— Requirement —
Track down each line that has the word "svijetu" and copy it.

───── Dataset excerpts

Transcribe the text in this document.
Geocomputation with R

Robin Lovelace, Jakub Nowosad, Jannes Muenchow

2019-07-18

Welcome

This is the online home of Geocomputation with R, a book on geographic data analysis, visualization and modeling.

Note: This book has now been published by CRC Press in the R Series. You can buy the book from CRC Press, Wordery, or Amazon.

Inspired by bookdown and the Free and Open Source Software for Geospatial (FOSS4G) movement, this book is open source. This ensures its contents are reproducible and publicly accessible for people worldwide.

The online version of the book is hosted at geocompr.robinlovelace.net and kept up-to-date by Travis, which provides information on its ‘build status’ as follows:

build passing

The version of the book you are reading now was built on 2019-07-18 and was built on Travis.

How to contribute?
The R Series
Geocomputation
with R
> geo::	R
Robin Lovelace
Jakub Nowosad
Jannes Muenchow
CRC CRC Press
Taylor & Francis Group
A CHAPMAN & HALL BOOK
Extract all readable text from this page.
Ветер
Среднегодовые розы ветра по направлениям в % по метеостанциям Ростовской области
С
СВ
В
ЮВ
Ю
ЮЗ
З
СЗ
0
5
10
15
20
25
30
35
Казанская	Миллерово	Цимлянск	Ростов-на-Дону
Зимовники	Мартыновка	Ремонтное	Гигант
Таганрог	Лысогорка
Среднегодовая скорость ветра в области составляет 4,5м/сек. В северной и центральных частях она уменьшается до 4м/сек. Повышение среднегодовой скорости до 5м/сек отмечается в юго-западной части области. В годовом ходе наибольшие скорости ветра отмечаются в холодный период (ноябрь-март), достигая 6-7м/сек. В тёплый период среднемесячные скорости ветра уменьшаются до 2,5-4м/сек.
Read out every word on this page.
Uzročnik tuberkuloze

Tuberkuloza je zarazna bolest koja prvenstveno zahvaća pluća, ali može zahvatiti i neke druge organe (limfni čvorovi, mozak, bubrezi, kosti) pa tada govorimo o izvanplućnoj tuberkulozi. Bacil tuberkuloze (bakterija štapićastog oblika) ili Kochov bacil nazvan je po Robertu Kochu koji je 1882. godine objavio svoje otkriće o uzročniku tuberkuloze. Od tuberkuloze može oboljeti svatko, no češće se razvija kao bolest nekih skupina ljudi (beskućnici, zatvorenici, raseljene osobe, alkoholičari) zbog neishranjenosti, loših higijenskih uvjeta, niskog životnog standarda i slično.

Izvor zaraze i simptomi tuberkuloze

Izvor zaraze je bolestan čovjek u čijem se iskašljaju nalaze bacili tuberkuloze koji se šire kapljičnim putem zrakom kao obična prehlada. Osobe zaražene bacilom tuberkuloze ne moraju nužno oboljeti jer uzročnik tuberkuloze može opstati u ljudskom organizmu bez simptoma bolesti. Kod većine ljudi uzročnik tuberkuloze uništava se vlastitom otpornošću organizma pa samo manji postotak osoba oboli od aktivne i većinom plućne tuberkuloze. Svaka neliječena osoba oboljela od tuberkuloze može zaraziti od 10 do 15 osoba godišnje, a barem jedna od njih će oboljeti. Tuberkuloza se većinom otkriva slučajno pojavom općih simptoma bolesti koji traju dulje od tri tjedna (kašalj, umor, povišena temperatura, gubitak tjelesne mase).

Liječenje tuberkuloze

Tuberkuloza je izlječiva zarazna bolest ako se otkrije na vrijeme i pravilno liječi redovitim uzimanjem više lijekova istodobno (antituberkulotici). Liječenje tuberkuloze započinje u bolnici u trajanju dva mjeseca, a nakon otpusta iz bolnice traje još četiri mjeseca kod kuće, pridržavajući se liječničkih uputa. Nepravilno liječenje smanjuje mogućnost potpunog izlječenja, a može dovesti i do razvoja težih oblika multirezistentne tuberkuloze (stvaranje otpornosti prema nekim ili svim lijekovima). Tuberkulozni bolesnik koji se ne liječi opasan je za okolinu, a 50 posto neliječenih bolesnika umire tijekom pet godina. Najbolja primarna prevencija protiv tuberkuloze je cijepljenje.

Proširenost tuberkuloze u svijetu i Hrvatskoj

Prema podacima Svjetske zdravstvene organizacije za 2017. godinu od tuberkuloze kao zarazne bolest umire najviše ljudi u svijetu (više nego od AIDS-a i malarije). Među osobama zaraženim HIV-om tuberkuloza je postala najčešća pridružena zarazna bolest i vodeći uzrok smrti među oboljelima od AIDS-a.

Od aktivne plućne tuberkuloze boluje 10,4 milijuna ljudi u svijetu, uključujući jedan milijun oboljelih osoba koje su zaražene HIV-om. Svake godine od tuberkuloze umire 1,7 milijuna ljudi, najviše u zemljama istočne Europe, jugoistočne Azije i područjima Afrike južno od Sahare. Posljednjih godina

──────────
───── Dataset excerpts

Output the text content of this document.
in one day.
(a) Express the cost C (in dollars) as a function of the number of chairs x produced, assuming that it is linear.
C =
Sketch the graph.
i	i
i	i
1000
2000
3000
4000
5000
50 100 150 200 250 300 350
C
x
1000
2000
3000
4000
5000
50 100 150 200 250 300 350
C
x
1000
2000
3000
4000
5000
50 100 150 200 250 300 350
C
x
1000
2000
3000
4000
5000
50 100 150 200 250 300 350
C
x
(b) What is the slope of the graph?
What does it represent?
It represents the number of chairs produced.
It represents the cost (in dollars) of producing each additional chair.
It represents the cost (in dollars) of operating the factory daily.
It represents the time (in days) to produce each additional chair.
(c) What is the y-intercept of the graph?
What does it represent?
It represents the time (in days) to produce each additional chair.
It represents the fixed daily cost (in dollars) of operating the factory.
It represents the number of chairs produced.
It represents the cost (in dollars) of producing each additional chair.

──────────
───── Dataset excerpts

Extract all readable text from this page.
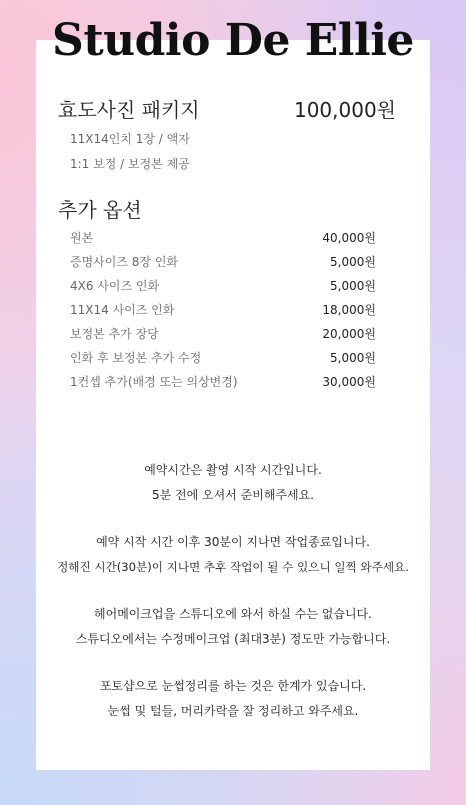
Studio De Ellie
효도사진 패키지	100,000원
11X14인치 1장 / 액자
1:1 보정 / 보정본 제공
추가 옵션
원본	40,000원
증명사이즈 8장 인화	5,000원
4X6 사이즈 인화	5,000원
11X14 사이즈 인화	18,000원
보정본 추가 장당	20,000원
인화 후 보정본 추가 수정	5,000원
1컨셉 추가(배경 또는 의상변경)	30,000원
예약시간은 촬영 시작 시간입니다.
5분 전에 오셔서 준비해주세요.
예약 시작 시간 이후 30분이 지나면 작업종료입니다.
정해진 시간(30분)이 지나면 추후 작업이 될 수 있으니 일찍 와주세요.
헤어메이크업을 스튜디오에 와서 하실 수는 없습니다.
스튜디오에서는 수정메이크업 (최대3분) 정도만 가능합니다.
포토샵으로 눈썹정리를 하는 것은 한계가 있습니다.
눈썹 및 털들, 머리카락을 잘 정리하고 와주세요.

──────────

— Written solution —
Proširenost tuberkuloze u svijetu i Hrvatskoj
Prema podacima Svjetske zdravstvene organizacije za 2017. godinu od tuberkuloze kao zarazne bolest umire najviše ljudi u svijetu (više nego od AIDS-a i malarije). Među osobama zaraženim HIV-om tuberkuloza je postala najčešća pridružena zarazna bolest i vodeći uzrok smrti među oboljelima od AIDS-a.
Od aktivne plućne tuberkuloze boluje 10,4 milijuna ljudi u svijetu, uključujući jedan milijun oboljelih osoba koje su zaražene HIV-om. Svake godine od tuberkuloze umire 1,7 milijuna ljudi, najviše u zemljama istočne Europe, jugoistočne Azije i područjima Afrike južno od Sahare. Posljednjih godina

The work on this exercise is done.